◆ About this task:
Scan the listing below. Report each line that includes "donc".

[Start of section]

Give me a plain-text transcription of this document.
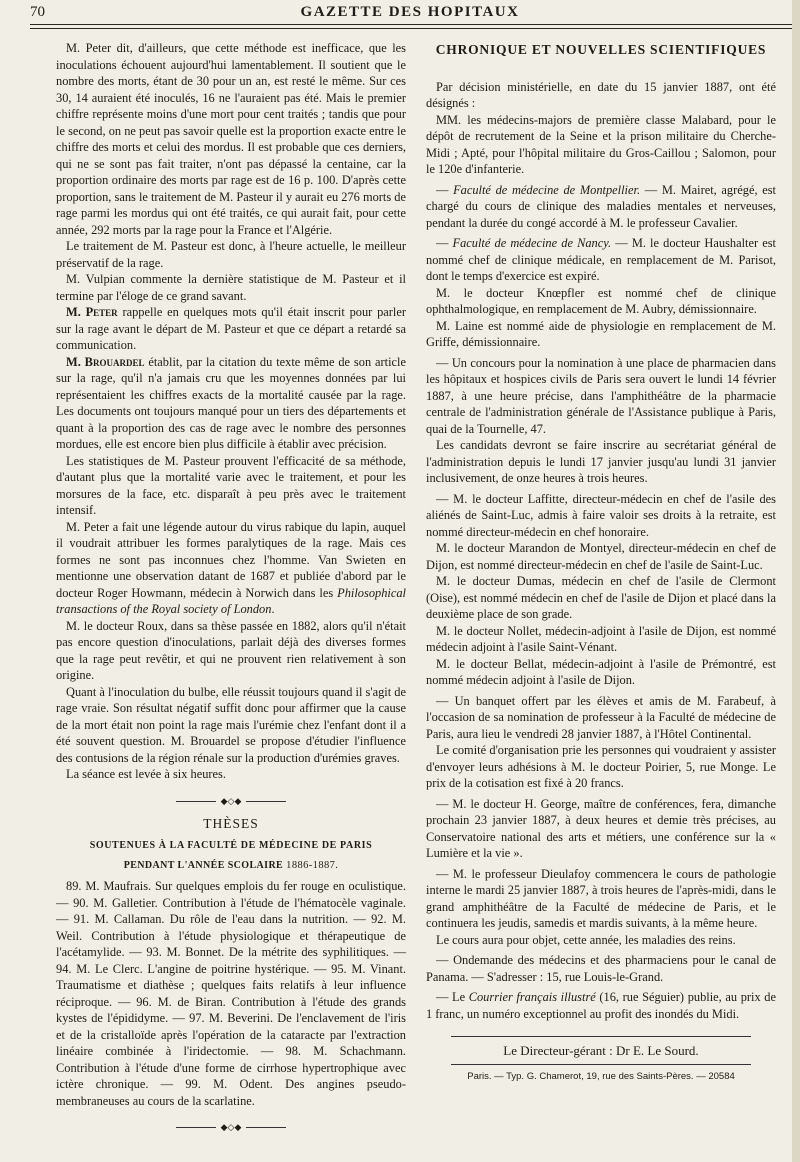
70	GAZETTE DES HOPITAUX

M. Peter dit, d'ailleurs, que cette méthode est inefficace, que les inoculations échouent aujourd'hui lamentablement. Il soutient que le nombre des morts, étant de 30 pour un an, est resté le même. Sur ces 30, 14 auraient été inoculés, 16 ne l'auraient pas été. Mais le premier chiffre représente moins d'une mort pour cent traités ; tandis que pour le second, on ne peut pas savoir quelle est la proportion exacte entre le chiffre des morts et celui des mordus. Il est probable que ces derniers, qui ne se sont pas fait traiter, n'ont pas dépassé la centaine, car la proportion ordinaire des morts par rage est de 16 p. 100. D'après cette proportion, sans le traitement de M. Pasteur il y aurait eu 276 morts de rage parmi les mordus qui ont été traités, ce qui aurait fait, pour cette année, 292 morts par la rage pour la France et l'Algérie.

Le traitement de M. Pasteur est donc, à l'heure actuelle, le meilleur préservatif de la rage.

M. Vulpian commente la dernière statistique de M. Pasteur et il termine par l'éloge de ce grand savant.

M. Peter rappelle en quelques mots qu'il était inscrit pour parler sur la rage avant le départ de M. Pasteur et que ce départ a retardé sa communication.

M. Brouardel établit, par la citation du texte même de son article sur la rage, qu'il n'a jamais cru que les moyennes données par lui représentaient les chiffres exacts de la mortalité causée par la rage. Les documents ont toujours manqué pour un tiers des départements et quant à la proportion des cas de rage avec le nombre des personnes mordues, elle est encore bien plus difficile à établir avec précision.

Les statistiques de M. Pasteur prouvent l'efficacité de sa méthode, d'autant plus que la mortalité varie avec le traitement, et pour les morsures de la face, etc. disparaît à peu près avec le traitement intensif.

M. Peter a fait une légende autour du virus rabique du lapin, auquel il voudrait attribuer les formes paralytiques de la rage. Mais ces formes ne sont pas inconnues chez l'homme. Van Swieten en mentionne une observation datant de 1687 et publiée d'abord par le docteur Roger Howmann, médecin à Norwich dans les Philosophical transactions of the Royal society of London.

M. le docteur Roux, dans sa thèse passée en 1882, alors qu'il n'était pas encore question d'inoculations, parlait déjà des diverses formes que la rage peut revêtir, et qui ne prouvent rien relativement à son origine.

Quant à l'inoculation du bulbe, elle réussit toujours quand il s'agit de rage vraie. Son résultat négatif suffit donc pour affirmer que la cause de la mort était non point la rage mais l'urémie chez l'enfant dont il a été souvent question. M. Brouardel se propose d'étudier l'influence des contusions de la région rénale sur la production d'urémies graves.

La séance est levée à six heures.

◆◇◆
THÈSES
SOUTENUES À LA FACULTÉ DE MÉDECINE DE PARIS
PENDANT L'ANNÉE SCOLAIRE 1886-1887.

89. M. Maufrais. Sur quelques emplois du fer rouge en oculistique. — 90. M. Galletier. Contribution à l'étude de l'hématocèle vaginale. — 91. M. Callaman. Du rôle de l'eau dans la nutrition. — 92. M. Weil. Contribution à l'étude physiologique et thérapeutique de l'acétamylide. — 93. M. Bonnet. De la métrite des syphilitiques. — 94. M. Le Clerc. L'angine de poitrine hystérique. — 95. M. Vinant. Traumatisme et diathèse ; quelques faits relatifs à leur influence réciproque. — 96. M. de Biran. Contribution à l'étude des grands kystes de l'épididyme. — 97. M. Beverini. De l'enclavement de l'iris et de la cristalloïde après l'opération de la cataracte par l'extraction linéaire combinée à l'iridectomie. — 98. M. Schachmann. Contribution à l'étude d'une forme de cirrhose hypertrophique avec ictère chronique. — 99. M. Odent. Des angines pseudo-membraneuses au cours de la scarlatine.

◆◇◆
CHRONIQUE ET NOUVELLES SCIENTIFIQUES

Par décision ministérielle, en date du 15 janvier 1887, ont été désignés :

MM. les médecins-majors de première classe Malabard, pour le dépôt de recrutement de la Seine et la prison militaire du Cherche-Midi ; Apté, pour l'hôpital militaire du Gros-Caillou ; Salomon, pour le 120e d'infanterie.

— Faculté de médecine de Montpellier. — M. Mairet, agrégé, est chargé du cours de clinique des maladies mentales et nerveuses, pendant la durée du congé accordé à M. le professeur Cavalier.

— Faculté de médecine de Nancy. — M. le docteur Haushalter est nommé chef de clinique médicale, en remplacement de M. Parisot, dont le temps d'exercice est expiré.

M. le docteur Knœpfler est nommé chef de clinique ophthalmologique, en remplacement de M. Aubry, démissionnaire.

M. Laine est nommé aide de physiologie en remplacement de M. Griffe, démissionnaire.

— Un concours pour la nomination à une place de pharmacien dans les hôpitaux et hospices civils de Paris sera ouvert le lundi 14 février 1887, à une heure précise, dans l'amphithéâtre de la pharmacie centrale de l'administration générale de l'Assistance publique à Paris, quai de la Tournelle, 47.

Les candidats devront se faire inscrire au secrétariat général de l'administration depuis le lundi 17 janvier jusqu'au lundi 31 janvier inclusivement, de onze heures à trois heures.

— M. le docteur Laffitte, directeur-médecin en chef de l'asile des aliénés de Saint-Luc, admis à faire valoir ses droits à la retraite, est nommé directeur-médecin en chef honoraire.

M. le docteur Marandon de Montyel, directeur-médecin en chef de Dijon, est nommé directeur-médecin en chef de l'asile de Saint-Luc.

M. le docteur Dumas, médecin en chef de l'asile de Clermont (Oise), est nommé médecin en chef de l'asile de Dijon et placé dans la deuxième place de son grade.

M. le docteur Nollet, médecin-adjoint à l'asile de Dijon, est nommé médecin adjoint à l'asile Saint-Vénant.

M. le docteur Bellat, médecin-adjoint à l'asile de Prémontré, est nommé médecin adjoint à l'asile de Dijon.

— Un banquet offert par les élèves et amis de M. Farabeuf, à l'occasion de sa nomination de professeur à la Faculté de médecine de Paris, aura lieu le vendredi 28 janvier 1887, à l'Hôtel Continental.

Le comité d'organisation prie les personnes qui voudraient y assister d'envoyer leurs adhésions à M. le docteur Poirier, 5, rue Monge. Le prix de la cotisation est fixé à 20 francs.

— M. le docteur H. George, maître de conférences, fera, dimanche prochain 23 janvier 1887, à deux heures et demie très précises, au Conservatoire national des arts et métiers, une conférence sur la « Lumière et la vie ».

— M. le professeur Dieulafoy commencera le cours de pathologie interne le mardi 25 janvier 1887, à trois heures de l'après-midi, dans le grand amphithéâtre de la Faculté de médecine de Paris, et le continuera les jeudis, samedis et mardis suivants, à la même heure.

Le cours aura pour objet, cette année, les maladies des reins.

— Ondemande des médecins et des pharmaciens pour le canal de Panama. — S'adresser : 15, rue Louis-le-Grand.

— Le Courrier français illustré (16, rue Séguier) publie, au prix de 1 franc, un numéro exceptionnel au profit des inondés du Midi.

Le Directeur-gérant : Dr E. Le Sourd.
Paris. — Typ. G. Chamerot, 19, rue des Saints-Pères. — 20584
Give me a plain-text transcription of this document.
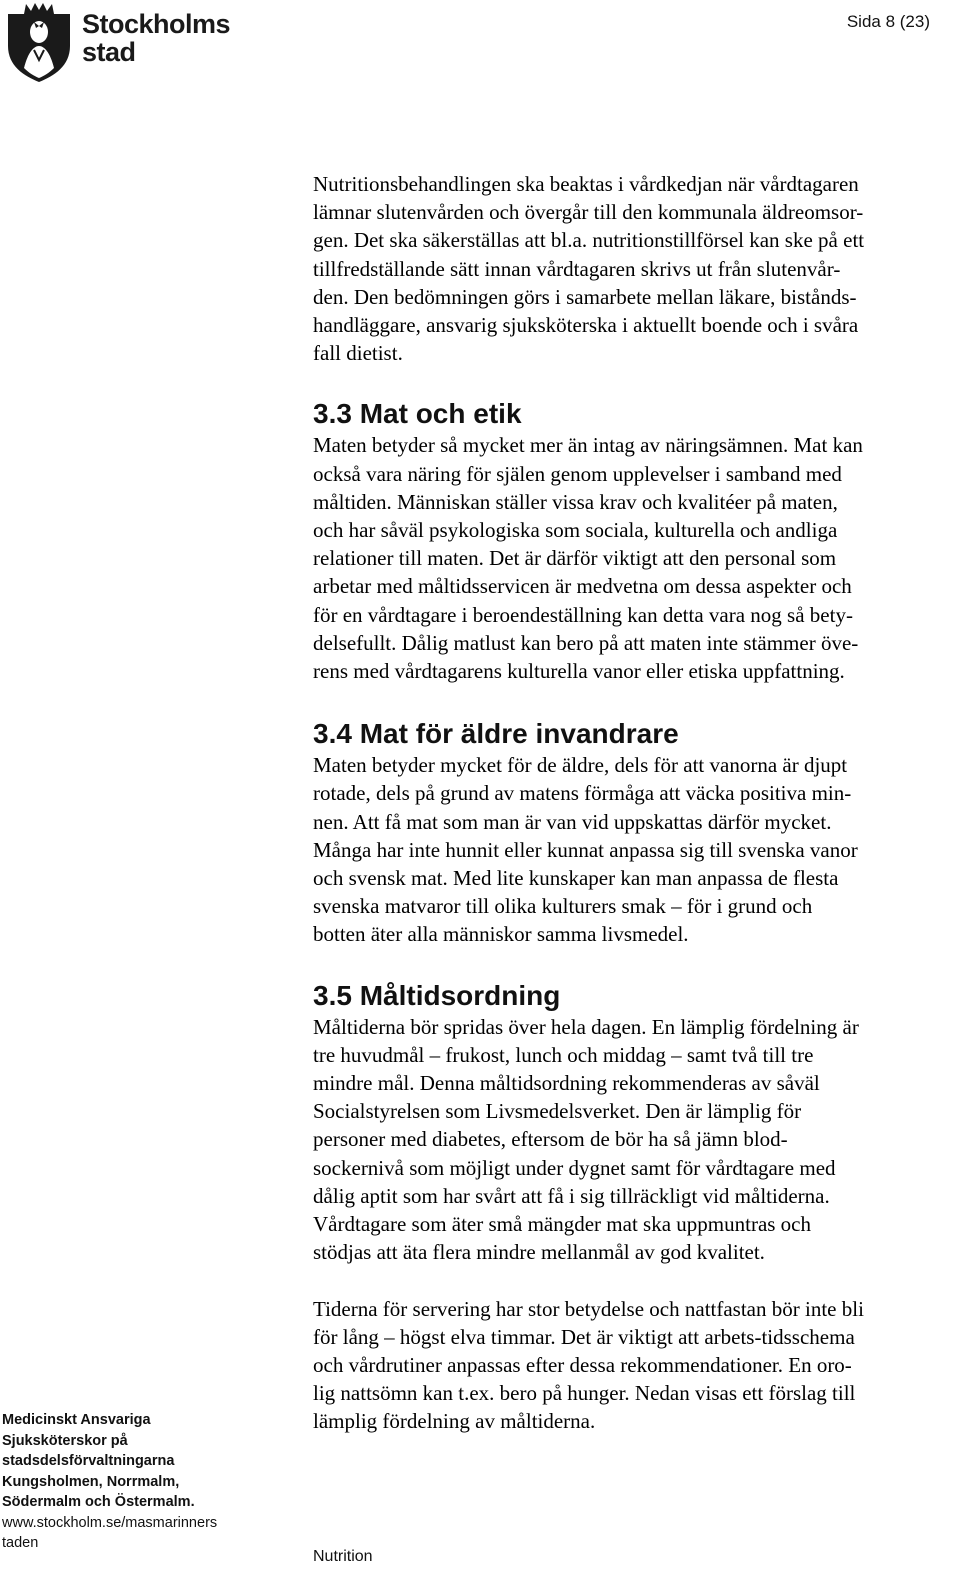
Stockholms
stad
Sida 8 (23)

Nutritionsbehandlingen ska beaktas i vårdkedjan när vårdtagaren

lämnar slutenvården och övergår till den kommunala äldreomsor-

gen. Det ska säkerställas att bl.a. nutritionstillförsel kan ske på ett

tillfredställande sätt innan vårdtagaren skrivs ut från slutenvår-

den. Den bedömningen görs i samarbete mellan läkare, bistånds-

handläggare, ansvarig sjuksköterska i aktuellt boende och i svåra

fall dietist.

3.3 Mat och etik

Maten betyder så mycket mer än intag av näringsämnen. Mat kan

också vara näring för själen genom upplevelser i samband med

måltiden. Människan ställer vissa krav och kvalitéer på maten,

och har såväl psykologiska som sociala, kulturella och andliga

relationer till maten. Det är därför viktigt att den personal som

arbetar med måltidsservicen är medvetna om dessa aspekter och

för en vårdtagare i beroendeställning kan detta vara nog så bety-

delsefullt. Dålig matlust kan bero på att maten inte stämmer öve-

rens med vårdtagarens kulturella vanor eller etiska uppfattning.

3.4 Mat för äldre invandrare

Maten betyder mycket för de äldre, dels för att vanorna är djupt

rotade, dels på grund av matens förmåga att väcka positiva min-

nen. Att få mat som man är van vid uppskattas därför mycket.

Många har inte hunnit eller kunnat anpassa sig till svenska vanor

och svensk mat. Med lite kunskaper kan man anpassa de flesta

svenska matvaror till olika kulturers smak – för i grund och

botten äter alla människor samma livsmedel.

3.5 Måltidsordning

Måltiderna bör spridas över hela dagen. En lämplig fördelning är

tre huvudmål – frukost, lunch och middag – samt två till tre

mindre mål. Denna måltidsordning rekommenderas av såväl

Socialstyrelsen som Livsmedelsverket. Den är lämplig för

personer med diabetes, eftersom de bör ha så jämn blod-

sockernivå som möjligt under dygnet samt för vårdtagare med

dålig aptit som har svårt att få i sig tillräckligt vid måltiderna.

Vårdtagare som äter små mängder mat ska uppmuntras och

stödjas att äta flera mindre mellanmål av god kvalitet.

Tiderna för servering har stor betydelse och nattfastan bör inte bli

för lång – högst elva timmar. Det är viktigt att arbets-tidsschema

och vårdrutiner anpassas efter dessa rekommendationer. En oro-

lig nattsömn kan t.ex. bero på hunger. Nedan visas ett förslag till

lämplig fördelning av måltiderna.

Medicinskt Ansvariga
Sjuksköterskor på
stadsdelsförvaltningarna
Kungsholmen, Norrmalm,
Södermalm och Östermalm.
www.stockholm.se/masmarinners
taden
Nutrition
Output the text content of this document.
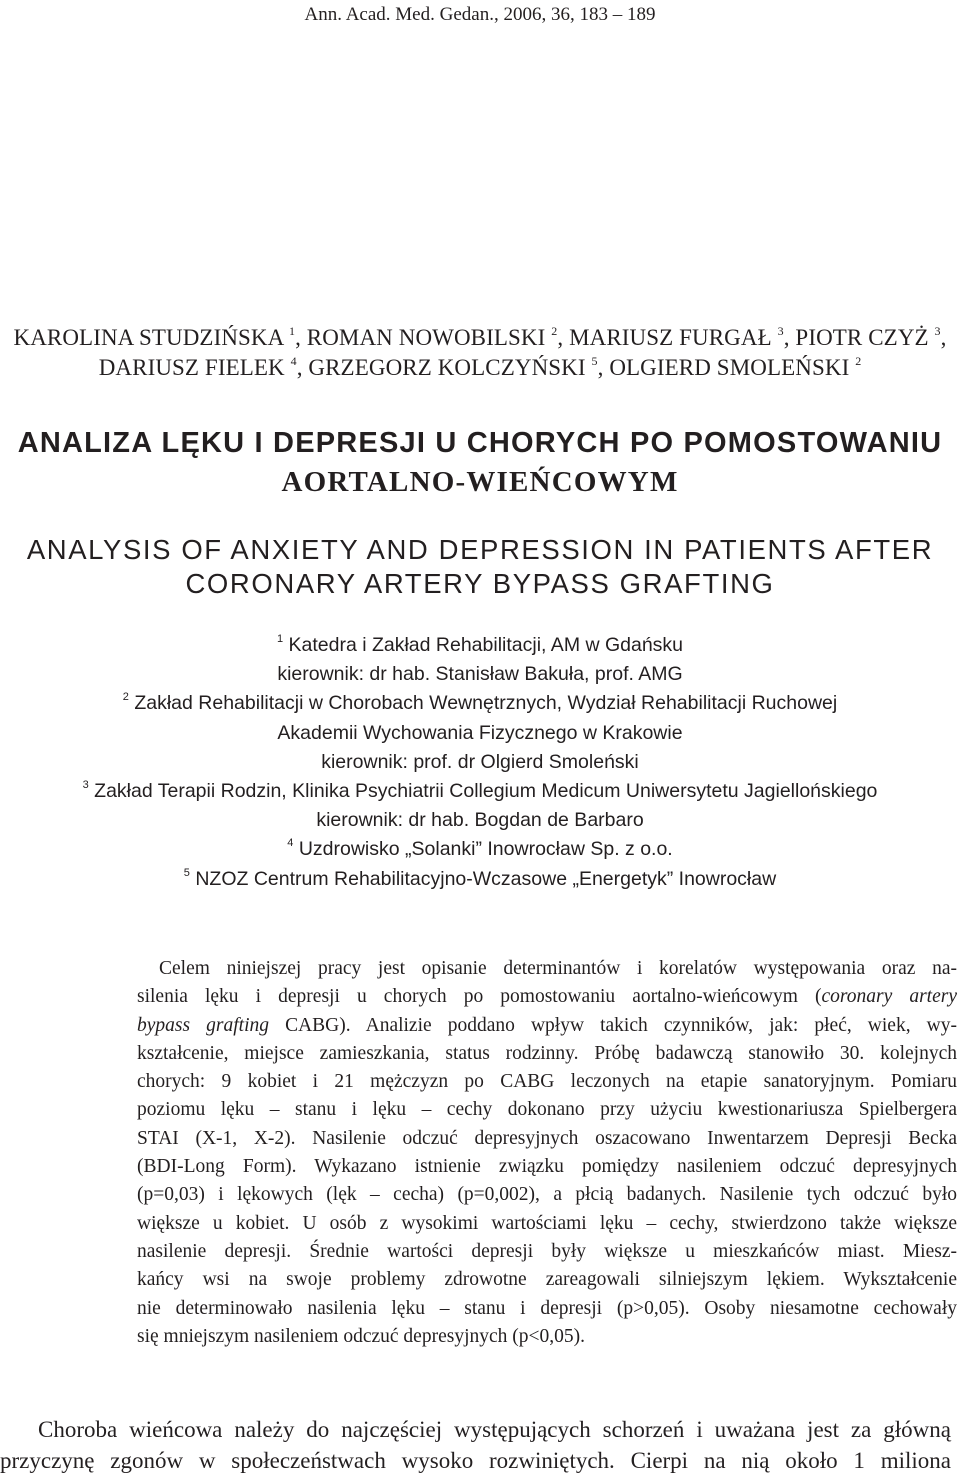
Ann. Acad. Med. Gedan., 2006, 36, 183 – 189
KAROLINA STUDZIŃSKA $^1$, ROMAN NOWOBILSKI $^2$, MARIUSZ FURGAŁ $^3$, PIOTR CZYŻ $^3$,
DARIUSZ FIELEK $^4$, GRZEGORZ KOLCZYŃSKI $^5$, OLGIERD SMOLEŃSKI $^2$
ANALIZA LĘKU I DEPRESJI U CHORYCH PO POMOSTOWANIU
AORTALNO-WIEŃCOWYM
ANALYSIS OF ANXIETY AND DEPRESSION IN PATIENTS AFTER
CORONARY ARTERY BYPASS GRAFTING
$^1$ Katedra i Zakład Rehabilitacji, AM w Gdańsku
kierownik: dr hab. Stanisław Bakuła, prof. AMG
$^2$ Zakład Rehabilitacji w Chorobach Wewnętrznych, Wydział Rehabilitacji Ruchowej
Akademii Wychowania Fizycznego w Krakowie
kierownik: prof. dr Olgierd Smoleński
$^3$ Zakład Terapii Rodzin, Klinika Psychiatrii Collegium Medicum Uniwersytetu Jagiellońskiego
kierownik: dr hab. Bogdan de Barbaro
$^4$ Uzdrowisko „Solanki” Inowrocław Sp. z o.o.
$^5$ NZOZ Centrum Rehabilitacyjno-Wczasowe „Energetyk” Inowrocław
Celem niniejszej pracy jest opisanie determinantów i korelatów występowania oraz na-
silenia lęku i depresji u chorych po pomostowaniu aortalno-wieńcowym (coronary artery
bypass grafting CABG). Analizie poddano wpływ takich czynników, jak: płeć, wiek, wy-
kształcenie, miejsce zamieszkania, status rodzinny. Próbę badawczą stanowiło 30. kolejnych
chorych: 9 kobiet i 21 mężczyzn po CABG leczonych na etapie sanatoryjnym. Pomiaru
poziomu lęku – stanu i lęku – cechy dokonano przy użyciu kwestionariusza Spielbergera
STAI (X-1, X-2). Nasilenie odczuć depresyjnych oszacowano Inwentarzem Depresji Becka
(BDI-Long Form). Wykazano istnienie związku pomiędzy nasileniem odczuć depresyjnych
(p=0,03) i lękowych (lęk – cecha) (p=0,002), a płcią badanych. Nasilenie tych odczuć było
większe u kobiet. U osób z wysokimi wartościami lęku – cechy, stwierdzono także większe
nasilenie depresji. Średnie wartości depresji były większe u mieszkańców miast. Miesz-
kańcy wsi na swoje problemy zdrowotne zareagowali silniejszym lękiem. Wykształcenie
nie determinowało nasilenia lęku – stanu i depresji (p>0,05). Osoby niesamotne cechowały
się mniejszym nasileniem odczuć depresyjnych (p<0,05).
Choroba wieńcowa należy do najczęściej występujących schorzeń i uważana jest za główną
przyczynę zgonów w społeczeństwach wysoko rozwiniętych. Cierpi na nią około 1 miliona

[End of section]

◆ Solution to this task:
Le traitement de M. Pasteur est donc, à l'heure actuelle, le meilleur préservatif de la rage.
Quant à l'inoculation du bulbe, elle réussit toujours quand il s'agit de rage vraie. Son résultat négatif suffit donc pour affirmer que la cause de la mort était non point la rage mais l'urémie chez l'enfant dont il a été souvent question. M. Brouardel se propose d'étudier l'influence des contusions de la région rénale sur la production d'urémies graves.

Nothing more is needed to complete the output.